— Written instruction —
Look through the listing and locate every line containing the word "game"; copy those lines.

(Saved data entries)

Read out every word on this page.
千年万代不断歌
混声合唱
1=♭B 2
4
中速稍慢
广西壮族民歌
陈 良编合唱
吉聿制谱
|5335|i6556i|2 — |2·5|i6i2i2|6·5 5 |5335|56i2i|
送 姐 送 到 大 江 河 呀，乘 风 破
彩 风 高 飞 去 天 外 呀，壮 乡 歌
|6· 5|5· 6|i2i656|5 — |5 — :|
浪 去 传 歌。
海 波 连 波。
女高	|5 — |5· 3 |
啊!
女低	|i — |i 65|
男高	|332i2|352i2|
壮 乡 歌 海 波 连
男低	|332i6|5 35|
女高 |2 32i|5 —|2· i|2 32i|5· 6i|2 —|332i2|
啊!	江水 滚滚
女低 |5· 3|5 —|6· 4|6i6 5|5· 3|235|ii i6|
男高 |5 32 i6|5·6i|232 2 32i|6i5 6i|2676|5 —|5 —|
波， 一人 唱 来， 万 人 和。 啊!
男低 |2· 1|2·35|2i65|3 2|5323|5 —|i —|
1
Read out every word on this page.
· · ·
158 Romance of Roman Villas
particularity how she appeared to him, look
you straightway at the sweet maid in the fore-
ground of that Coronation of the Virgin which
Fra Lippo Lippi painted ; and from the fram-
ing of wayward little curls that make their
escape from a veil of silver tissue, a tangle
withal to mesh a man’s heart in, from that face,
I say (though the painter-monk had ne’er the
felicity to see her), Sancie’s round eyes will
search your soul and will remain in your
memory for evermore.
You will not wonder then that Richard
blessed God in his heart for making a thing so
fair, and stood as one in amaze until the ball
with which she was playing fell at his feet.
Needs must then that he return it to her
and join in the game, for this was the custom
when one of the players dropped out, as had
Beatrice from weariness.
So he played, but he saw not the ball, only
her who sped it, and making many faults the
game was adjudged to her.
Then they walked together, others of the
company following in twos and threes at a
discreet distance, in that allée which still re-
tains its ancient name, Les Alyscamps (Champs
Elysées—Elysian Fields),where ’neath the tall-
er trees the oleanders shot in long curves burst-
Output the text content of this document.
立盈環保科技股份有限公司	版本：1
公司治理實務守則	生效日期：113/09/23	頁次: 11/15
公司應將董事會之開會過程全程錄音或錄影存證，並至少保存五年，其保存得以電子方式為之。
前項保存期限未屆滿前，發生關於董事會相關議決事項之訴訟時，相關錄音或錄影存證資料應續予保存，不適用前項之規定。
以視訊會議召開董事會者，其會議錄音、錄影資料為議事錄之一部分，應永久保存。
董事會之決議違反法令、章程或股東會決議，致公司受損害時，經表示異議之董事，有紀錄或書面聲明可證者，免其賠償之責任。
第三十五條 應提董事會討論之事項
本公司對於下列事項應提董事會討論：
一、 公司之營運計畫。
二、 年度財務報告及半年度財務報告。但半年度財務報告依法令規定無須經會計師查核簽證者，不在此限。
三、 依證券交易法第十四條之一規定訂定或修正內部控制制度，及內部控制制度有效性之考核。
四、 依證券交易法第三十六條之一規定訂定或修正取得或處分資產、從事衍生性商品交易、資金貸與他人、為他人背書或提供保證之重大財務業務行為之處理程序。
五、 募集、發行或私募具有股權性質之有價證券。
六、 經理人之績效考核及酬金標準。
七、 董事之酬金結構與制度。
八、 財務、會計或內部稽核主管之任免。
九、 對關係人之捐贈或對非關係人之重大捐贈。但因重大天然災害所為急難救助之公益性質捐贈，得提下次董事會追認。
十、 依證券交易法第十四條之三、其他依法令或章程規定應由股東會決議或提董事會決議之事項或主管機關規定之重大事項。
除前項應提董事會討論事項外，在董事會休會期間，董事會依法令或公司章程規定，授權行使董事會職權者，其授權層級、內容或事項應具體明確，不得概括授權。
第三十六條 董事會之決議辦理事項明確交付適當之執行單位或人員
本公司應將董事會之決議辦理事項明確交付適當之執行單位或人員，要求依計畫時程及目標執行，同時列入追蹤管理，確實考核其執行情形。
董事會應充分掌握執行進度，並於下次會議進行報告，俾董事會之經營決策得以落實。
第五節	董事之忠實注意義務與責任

— Response to this exercise —
and join in the game, for this was the custom
game was adjudged to her.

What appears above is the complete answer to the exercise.